- **Set exercise**: Return each line in the entries below that contains the string "badge". Copy every such line in full.

— Start —

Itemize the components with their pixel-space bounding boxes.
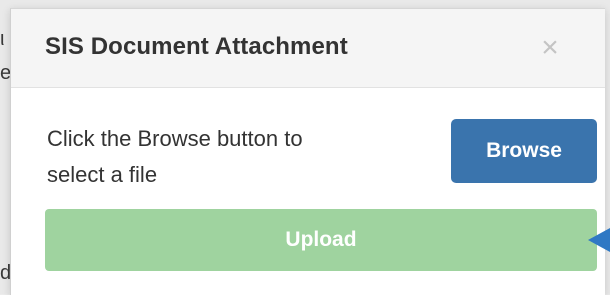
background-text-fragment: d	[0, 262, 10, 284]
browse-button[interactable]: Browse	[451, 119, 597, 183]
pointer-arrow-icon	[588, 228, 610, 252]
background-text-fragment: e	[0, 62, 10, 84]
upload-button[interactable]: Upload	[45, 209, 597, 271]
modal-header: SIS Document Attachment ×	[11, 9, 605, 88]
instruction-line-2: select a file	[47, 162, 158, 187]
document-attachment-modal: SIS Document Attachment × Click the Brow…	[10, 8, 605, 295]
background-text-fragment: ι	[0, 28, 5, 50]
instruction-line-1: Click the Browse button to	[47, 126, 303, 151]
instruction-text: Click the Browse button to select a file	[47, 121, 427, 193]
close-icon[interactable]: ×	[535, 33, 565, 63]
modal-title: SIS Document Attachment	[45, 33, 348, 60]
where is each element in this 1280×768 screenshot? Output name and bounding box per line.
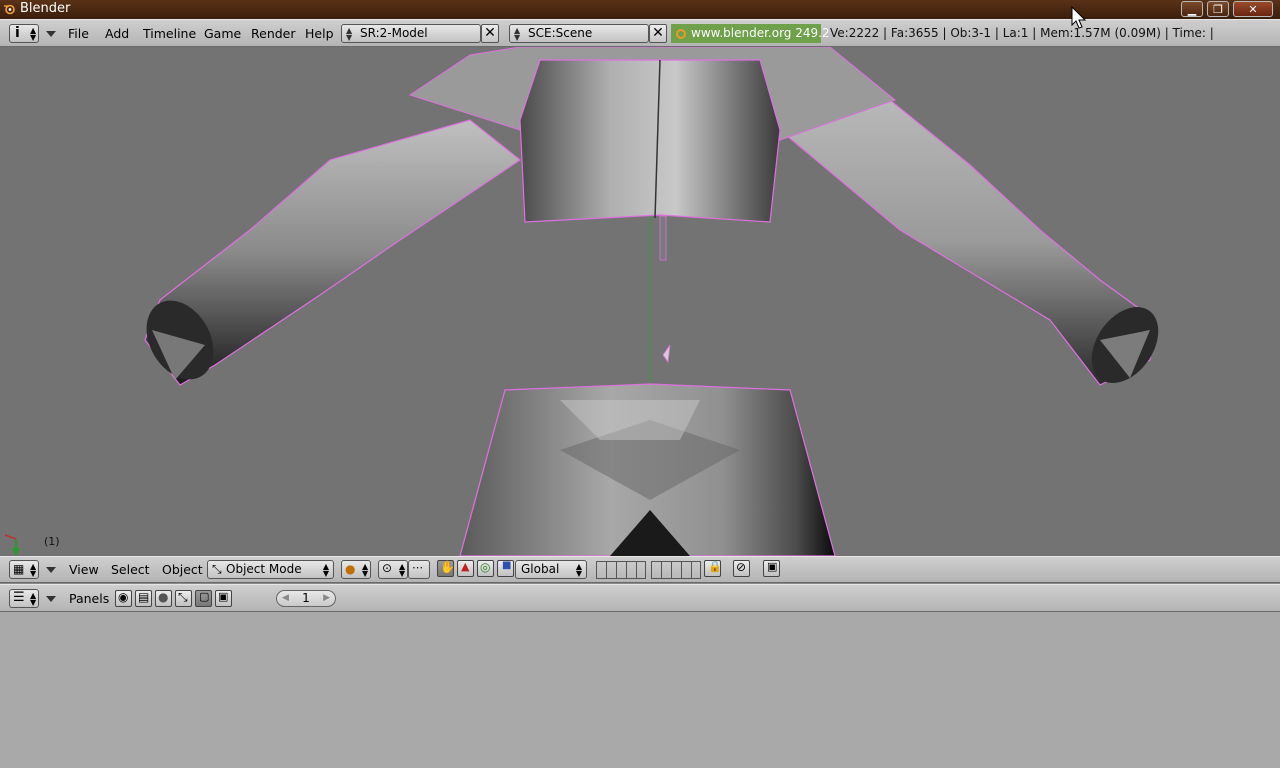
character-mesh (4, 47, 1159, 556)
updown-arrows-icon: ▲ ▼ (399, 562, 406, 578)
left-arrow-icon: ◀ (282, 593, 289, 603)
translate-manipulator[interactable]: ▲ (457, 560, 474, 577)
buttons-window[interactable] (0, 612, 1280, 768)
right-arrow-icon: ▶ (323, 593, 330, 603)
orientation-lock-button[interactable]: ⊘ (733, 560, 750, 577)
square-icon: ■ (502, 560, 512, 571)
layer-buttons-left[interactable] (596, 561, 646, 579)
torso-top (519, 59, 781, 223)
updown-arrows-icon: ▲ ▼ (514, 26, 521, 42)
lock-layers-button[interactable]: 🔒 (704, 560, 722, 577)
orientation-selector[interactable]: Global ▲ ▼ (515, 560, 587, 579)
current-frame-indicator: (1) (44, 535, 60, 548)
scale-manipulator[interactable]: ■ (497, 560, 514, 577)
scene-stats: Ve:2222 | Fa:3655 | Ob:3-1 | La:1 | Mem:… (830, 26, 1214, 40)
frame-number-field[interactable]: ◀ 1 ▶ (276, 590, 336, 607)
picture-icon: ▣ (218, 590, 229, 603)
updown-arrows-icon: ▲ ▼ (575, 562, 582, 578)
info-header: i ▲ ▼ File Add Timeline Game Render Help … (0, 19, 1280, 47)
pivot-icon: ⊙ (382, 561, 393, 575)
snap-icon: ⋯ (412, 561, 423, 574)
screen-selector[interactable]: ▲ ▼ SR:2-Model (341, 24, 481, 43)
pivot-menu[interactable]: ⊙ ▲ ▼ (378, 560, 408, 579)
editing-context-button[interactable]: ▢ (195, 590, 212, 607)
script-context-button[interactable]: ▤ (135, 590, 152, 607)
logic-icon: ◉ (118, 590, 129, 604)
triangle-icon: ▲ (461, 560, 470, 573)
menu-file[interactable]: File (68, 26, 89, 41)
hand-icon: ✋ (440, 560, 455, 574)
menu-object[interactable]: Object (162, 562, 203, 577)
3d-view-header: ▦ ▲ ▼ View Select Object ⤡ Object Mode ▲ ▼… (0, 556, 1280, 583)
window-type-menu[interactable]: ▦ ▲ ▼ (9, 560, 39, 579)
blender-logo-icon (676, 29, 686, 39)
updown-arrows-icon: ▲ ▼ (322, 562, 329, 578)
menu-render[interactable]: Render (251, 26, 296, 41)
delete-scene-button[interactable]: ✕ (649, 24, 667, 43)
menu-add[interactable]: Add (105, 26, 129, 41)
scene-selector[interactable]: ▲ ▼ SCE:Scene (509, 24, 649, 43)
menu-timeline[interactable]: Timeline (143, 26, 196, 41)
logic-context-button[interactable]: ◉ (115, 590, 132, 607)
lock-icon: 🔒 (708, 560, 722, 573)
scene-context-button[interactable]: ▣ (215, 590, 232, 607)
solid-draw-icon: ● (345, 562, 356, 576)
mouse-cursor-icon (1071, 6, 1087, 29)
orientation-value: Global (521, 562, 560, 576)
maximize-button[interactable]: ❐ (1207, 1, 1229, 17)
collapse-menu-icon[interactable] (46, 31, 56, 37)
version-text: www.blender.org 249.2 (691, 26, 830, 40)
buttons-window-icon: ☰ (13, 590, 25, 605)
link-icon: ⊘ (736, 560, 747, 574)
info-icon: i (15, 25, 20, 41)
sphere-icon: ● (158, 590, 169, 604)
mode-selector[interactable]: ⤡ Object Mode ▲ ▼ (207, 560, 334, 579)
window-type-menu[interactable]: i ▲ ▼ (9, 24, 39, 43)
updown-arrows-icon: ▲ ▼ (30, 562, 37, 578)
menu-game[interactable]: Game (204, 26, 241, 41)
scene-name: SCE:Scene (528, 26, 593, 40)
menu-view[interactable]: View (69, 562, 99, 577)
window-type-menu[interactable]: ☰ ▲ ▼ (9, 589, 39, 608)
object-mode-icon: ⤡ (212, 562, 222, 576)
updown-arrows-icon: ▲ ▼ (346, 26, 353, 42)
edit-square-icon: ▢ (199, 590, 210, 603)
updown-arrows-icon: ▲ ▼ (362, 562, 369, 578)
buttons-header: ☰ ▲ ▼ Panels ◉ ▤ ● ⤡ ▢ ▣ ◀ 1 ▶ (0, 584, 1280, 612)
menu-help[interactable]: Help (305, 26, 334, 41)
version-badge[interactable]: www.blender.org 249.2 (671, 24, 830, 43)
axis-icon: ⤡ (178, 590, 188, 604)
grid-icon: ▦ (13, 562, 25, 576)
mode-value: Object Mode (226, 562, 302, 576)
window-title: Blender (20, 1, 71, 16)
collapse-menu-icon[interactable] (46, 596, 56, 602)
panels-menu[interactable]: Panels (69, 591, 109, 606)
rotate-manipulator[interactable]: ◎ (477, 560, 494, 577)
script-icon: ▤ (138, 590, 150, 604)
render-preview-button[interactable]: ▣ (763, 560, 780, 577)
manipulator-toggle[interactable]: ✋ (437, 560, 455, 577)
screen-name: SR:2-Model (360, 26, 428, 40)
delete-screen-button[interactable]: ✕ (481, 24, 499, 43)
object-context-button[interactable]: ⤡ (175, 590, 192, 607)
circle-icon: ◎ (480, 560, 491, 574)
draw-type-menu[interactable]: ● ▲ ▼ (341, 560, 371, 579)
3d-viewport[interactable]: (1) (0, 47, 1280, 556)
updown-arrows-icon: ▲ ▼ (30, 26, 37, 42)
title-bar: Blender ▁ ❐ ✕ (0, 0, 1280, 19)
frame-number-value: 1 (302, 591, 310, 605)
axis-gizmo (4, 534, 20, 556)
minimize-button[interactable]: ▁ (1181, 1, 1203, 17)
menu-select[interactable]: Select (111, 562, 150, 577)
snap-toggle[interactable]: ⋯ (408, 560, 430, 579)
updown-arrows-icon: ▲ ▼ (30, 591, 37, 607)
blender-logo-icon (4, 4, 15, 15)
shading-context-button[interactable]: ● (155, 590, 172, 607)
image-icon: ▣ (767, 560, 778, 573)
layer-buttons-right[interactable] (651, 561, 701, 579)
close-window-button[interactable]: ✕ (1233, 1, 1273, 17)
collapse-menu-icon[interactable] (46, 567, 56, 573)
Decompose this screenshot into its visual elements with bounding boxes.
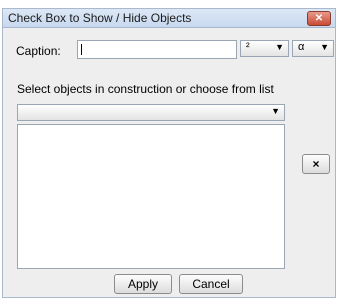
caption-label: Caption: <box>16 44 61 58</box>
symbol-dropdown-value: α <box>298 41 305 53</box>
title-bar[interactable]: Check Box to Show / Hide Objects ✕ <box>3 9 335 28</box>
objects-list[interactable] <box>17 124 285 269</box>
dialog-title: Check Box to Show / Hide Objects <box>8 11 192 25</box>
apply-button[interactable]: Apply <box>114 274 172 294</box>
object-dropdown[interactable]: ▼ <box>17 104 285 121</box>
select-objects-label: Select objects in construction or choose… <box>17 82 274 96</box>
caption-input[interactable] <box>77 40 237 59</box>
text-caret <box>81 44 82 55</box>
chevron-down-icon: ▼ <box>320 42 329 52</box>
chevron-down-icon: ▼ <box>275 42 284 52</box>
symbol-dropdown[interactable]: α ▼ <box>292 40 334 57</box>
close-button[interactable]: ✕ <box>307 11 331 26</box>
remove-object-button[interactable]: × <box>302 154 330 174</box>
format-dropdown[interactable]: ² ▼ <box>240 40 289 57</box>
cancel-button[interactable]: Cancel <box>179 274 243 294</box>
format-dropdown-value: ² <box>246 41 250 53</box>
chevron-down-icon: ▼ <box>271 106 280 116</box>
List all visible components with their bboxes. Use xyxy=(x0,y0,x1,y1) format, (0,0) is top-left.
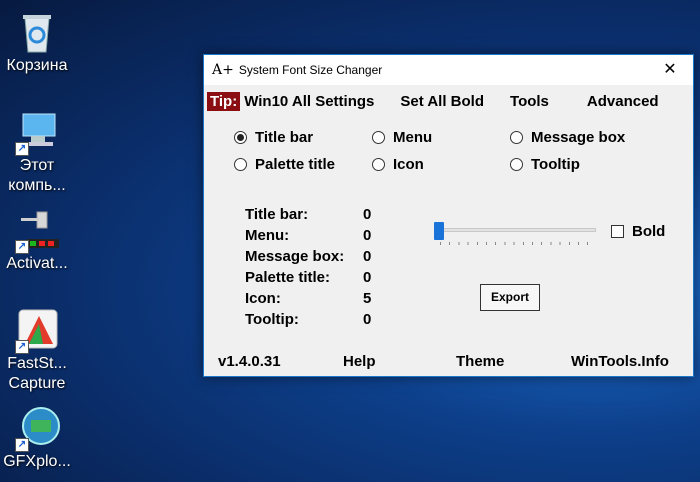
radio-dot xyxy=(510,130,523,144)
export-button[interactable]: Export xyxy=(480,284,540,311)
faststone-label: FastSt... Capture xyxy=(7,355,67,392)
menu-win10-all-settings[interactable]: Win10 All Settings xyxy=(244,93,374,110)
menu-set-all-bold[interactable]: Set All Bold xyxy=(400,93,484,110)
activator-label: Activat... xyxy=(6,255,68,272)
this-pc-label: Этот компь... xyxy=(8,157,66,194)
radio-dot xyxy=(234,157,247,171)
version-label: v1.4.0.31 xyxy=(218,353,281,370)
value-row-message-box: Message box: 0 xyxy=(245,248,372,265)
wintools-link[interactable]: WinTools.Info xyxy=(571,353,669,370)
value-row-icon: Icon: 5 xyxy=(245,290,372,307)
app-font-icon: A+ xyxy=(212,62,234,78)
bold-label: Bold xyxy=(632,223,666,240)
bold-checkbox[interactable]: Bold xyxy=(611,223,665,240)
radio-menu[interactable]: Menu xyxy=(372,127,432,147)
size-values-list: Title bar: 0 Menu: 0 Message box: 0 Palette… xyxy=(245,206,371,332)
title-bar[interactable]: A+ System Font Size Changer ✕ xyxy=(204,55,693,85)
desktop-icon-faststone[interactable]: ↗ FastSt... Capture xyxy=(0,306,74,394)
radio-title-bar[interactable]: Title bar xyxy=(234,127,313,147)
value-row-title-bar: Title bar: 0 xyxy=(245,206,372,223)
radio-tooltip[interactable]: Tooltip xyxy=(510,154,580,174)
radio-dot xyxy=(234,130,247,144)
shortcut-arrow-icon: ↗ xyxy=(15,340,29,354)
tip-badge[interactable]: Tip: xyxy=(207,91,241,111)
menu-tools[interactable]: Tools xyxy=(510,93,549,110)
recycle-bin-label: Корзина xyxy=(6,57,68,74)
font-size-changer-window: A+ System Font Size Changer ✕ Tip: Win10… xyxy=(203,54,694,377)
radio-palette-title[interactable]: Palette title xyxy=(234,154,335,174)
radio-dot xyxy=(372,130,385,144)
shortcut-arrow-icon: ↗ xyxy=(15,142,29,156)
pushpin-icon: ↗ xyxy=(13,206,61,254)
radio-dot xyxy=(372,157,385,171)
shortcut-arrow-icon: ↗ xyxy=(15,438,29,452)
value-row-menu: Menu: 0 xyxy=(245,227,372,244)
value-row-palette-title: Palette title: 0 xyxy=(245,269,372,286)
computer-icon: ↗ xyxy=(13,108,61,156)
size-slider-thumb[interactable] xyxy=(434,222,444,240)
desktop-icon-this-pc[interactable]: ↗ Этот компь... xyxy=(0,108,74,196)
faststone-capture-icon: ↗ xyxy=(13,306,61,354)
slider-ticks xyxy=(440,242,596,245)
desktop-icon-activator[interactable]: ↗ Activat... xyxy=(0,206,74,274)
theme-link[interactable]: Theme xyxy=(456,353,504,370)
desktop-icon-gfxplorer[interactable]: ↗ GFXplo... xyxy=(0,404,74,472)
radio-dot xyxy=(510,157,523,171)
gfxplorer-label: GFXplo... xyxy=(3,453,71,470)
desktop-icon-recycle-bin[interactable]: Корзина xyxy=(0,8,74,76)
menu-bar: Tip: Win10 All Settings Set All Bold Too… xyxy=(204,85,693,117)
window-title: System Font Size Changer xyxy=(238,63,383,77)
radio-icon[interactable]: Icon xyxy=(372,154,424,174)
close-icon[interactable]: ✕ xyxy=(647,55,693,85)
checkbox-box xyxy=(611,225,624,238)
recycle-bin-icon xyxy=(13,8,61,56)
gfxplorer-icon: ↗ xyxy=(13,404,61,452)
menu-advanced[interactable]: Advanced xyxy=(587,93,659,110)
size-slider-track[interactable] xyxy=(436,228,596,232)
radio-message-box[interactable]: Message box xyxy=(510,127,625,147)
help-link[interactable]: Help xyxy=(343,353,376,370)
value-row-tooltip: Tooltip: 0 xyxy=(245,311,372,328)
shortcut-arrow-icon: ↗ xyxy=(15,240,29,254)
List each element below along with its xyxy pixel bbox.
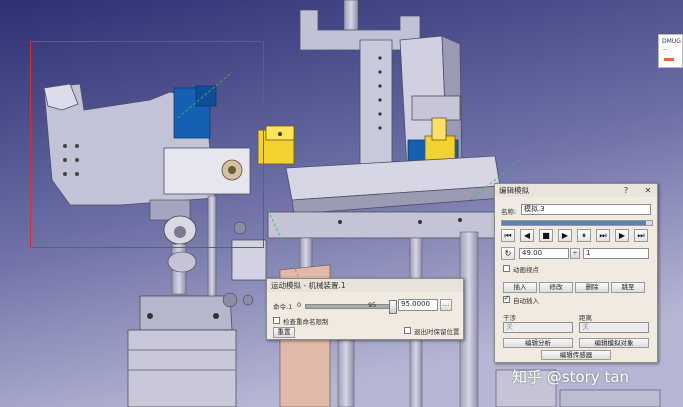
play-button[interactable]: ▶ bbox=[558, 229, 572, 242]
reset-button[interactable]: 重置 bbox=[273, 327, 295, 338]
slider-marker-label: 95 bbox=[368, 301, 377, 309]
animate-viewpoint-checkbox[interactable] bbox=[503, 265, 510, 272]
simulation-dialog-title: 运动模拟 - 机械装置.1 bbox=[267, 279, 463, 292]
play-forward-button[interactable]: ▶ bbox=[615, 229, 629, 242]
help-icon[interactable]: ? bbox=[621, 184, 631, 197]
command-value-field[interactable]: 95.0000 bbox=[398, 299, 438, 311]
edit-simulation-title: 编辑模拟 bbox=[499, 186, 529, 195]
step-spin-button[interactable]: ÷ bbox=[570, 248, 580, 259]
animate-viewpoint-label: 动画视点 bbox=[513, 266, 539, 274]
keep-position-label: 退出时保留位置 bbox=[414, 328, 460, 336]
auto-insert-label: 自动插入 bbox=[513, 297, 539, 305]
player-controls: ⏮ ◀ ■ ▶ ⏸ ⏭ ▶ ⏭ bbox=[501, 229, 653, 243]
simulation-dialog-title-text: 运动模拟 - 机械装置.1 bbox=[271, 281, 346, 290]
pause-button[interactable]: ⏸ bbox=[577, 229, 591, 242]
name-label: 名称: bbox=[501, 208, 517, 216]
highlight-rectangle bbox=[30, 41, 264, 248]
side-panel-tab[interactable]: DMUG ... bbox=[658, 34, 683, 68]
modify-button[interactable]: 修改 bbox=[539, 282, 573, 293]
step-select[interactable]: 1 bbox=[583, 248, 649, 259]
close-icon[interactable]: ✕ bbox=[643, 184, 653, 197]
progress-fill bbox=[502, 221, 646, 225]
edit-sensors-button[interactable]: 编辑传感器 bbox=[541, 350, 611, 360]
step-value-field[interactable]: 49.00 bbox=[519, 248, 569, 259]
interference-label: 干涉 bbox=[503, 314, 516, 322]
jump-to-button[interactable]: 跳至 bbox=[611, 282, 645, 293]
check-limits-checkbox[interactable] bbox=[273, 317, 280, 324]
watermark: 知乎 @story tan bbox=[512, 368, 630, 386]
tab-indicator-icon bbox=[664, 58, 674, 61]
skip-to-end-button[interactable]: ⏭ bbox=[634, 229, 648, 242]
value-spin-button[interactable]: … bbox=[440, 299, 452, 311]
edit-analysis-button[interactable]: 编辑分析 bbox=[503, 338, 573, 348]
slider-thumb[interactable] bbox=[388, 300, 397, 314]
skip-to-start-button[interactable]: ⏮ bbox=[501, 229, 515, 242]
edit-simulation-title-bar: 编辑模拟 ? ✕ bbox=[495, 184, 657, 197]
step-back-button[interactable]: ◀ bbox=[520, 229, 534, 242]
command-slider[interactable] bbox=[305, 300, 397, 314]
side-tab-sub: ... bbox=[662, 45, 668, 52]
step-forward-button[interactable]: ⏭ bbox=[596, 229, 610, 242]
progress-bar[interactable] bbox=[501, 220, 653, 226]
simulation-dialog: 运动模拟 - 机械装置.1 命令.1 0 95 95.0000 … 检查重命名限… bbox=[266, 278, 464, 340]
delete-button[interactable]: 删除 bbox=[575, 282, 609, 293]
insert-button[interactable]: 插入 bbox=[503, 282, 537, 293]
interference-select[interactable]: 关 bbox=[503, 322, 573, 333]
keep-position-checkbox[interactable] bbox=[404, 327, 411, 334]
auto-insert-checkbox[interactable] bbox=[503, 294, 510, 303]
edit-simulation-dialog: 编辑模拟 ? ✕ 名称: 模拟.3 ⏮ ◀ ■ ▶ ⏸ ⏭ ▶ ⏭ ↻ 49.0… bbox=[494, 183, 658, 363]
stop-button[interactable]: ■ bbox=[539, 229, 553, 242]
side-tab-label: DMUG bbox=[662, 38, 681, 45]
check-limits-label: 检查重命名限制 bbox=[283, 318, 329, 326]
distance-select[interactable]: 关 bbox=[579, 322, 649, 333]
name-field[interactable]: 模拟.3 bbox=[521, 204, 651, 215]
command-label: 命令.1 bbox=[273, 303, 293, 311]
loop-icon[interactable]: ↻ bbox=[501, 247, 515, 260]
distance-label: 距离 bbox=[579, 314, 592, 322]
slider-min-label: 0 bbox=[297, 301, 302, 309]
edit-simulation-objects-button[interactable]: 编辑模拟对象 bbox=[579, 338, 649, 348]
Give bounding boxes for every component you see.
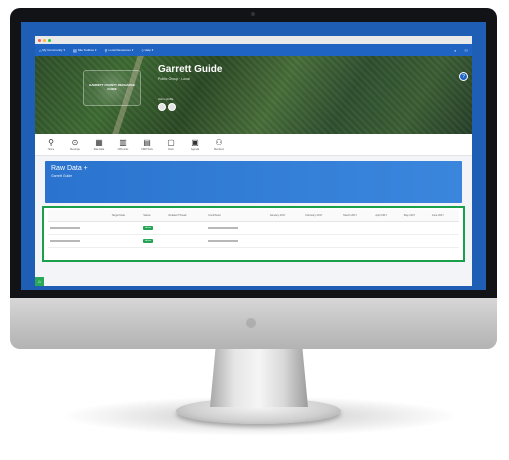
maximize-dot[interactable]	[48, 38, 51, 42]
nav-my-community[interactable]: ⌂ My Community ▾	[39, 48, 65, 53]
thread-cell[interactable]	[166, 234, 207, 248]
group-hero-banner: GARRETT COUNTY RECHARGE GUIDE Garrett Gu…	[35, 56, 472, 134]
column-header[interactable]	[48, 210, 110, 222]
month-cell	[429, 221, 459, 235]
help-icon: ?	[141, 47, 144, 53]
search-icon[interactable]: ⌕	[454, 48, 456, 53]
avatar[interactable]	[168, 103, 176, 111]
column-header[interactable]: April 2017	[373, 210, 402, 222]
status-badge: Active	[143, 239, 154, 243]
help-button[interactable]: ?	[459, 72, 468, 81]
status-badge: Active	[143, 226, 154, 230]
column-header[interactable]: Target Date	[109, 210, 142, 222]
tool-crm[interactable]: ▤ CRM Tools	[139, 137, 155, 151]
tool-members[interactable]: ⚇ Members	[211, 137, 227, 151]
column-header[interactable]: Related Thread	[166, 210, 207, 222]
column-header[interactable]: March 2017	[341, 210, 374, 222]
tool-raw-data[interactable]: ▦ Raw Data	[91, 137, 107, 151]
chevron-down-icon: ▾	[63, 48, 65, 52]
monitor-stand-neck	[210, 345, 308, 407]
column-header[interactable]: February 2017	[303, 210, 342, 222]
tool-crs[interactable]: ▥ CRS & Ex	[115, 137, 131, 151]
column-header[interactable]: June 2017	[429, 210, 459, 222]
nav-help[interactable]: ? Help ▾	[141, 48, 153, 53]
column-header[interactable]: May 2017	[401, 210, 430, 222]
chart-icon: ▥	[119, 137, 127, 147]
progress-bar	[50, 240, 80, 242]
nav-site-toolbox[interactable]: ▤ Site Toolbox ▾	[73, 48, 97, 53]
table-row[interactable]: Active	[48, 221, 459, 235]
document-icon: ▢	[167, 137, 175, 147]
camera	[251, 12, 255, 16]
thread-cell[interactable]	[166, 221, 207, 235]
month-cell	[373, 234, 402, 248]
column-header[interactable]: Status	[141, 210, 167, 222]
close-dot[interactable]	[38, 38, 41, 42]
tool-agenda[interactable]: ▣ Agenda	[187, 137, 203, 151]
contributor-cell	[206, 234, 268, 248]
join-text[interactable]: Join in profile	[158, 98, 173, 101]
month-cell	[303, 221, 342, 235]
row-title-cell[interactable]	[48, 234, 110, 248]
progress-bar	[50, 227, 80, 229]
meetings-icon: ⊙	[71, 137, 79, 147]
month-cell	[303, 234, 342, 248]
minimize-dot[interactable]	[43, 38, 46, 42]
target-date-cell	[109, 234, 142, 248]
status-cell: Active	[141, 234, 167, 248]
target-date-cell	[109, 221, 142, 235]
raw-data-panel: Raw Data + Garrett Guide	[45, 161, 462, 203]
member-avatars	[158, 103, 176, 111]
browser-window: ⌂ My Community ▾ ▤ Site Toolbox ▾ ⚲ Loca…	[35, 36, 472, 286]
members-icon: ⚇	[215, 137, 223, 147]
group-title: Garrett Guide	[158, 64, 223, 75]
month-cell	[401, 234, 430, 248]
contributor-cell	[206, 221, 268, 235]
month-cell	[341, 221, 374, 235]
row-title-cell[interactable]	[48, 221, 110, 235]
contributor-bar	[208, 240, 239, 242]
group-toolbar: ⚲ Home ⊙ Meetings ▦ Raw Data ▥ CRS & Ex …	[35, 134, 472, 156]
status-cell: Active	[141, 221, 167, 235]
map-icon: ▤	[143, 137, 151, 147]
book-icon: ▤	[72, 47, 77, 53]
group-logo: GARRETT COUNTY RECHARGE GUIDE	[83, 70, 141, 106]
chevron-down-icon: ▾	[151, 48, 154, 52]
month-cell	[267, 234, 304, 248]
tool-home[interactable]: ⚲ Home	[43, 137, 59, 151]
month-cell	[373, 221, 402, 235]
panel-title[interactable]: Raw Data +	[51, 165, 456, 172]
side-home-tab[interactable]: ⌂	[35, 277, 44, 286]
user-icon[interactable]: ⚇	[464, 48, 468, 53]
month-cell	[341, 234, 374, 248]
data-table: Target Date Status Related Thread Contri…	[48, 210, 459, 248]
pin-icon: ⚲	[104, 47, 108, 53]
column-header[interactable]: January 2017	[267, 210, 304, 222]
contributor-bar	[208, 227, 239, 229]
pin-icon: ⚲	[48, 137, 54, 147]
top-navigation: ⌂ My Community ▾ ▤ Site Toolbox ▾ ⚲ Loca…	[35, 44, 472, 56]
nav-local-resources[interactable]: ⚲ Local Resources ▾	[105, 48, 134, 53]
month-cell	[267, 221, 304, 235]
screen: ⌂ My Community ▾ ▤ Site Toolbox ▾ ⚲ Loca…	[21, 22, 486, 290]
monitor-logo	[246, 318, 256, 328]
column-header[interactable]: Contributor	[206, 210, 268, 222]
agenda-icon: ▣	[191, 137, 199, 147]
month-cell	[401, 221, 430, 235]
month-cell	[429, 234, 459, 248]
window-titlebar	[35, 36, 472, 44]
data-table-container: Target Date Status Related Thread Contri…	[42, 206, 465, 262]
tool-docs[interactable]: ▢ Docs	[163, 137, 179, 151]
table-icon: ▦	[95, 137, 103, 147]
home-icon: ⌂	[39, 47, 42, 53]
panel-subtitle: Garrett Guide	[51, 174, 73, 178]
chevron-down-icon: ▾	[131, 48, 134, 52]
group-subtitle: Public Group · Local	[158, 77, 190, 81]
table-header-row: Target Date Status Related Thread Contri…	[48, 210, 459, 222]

— End —

- **Solution for this problem**:
version-badge[interactable]: www.blender.org 249.2 (671, 24, 830, 43)
tip-badge[interactable]: Tip: xyxy=(207,91,241,111)
status-badge: Active	[143, 239, 154, 243]
status-badge: Active	[143, 226, 154, 230]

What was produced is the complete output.